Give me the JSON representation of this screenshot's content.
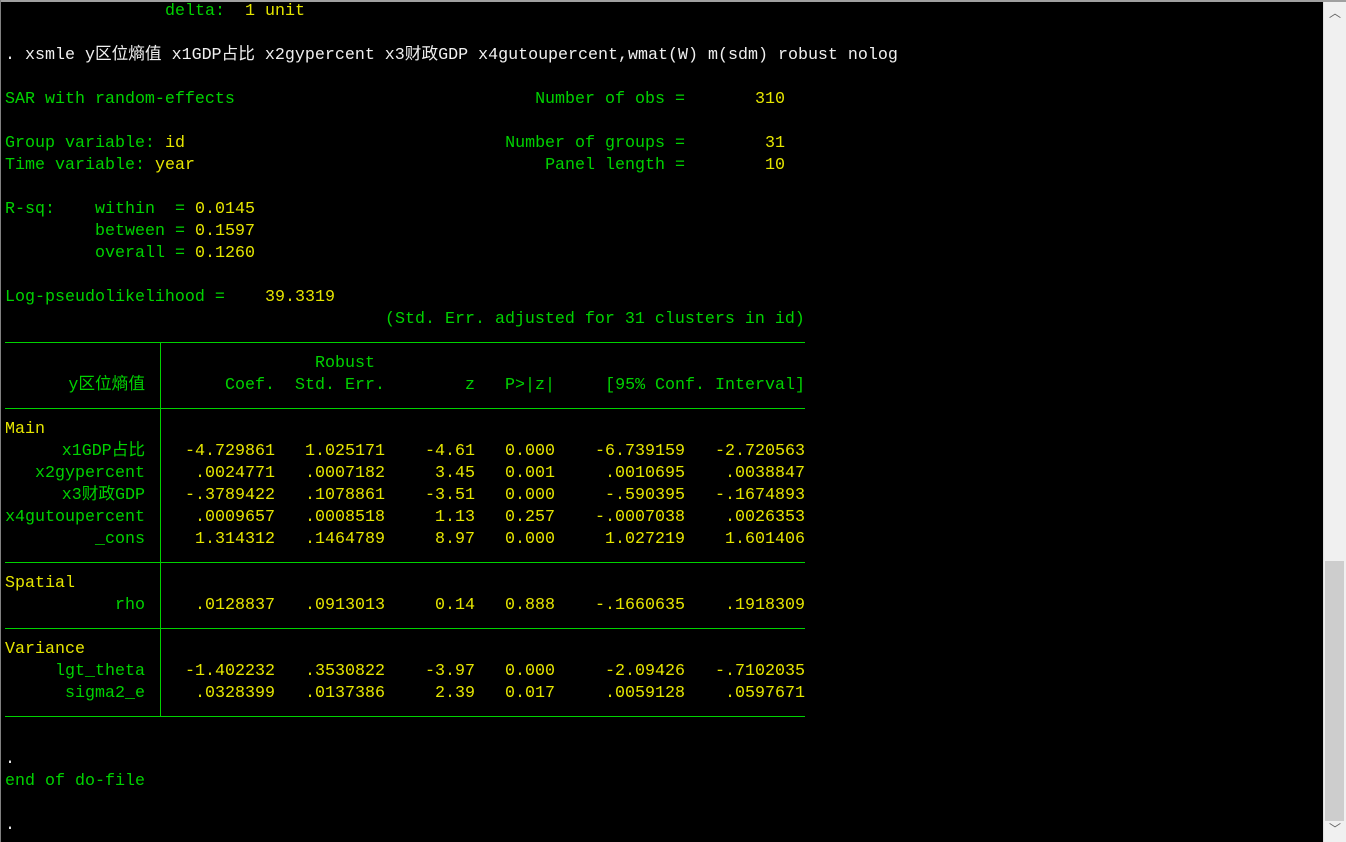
{
  "preamble": {
    "delta_label": "delta:",
    "delta_value": "1 unit"
  },
  "command": ". xsmle y区位熵值 x1GDP占比 x2gypercent x3财政GDP x4gutoupercent,wmat(W) m(sdm) robust nolog",
  "model": {
    "title": "SAR with random-effects",
    "nobs_label": "Number of obs =",
    "nobs": "310",
    "group_label": "Group variable:",
    "group_var": "id",
    "ngroups_label": "Number of groups =",
    "ngroups": "31",
    "time_label": "Time variable:",
    "time_var": "year",
    "panel_label": "Panel length =",
    "panel_length": "10",
    "rsq_label": "R-sq:",
    "within_label": "within  =",
    "within": "0.0145",
    "between_label": "between =",
    "between": "0.1597",
    "overall_label": "overall =",
    "overall": "0.1260",
    "ll_label": "Log-pseudolikelihood =",
    "ll": "39.3319",
    "cluster_note": "(Std. Err. adjusted for 31 clusters in id)"
  },
  "table": {
    "header": {
      "robust": "Robust",
      "depvar": "y区位熵值",
      "coef": "Coef.",
      "se": "Std. Err.",
      "z": "z",
      "p": "P>|z|",
      "ci": "[95% Conf. Interval]"
    },
    "sections": [
      {
        "name": "Main",
        "rows": [
          {
            "var": "x1GDP占比",
            "coef": "-4.729861",
            "se": "1.025171",
            "z": "-4.61",
            "p": "0.000",
            "lo": "-6.739159",
            "hi": "-2.720563"
          },
          {
            "var": "x2gypercent",
            "coef": ".0024771",
            "se": ".0007182",
            "z": "3.45",
            "p": "0.001",
            "lo": ".0010695",
            "hi": ".0038847"
          },
          {
            "var": "x3财政GDP",
            "coef": "-.3789422",
            "se": ".1078861",
            "z": "-3.51",
            "p": "0.000",
            "lo": "-.590395",
            "hi": "-.1674893"
          },
          {
            "var": "x4gutoupercent",
            "coef": ".0009657",
            "se": ".0008518",
            "z": "1.13",
            "p": "0.257",
            "lo": "-.0007038",
            "hi": ".0026353"
          },
          {
            "var": "_cons",
            "coef": "1.314312",
            "se": ".1464789",
            "z": "8.97",
            "p": "0.000",
            "lo": "1.027219",
            "hi": "1.601406"
          }
        ]
      },
      {
        "name": "Spatial",
        "rows": [
          {
            "var": "rho",
            "coef": ".0128837",
            "se": ".0913013",
            "z": "0.14",
            "p": "0.888",
            "lo": "-.1660635",
            "hi": ".1918309"
          }
        ]
      },
      {
        "name": "Variance",
        "rows": [
          {
            "var": "lgt_theta",
            "coef": "-1.402232",
            "se": ".3530822",
            "z": "-3.97",
            "p": "0.000",
            "lo": "-2.09426",
            "hi": "-.7102035"
          },
          {
            "var": "sigma2_e",
            "coef": ".0328399",
            "se": ".0137386",
            "z": "2.39",
            "p": "0.017",
            "lo": ".0059128",
            "hi": ".0597671"
          }
        ]
      }
    ]
  },
  "footer": {
    "dot1": ".",
    "end": "end of do-file",
    "prompt": "."
  },
  "scrollbar": {
    "up": "︿",
    "down": "﹀",
    "position_fraction": 0.96
  }
}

┄┄┄┄┄┄┄┄┄┄

From the records given above, reproduce all text exactly and exclude each picture.

## ANSWER FOR THIS EXERCISE:
Give me the JSON representation of this screenshot's content.
{
  "preamble": {
    "delta_label": "delta:",
    "delta_value": "1 unit"
  },
  "command": ". xsmle y区位熵值 x1GDP占比 x2gypercent x3财政GDP x4gutoupercent,wmat(W) m(sdm) robust nolog",
  "model": {
    "title": "SAR with random-effects",
    "nobs_label": "Number of obs =",
    "nobs": "310",
    "group_label": "Group variable:",
    "group_var": "id",
    "ngroups_label": "Number of groups =",
    "ngroups": "31",
    "time_label": "Time variable:",
    "time_var": "year",
    "panel_label": "Panel length =",
    "panel_length": "10",
    "rsq_label": "R-sq:",
    "within_label": "within  =",
    "within": "0.0145",
    "between_label": "between =",
    "between": "0.1597",
    "overall_label": "overall =",
    "overall": "0.1260",
    "ll_label": "Log-pseudolikelihood =",
    "ll": "39.3319",
    "cluster_note": "(Std. Err. adjusted for 31 clusters in id)"
  },
  "table": {
    "header": {
      "robust": "Robust",
      "depvar": "y区位熵值",
      "coef": "Coef.",
      "se": "Std. Err.",
      "z": "z",
      "p": "P>|z|",
      "ci": "[95% Conf. Interval]"
    },
    "sections": [
      {
        "name": "Main",
        "rows": [
          {
            "var": "x1GDP占比",
            "coef": "-4.729861",
            "se": "1.025171",
            "z": "-4.61",
            "p": "0.000",
            "lo": "-6.739159",
            "hi": "-2.720563"
          },
          {
            "var": "x2gypercent",
            "coef": ".0024771",
            "se": ".0007182",
            "z": "3.45",
            "p": "0.001",
            "lo": ".0010695",
            "hi": ".0038847"
          },
          {
            "var": "x3财政GDP",
            "coef": "-.3789422",
            "se": ".1078861",
            "z": "-3.51",
            "p": "0.000",
            "lo": "-.590395",
            "hi": "-.1674893"
          },
          {
            "var": "x4gutoupercent",
            "coef": ".0009657",
            "se": ".0008518",
            "z": "1.13",
            "p": "0.257",
            "lo": "-.0007038",
            "hi": ".0026353"
          },
          {
            "var": "_cons",
            "coef": "1.314312",
            "se": ".1464789",
            "z": "8.97",
            "p": "0.000",
            "lo": "1.027219",
            "hi": "1.601406"
          }
        ]
      },
      {
        "name": "Spatial",
        "rows": [
          {
            "var": "rho",
            "coef": ".0128837",
            "se": ".0913013",
            "z": "0.14",
            "p": "0.888",
            "lo": "-.1660635",
            "hi": ".1918309"
          }
        ]
      },
      {
        "name": "Variance",
        "rows": [
          {
            "var": "lgt_theta",
            "coef": "-1.402232",
            "se": ".3530822",
            "z": "-3.97",
            "p": "0.000",
            "lo": "-2.09426",
            "hi": "-.7102035"
          },
          {
            "var": "sigma2_e",
            "coef": ".0328399",
            "se": ".0137386",
            "z": "2.39",
            "p": "0.017",
            "lo": ".0059128",
            "hi": ".0597671"
          }
        ]
      }
    ]
  },
  "footer": {
    "dot1": ".",
    "end": "end of do-file",
    "prompt": "."
  },
  "scrollbar": {
    "up": "︿",
    "down": "﹀",
    "position_fraction": 0.96
  }
}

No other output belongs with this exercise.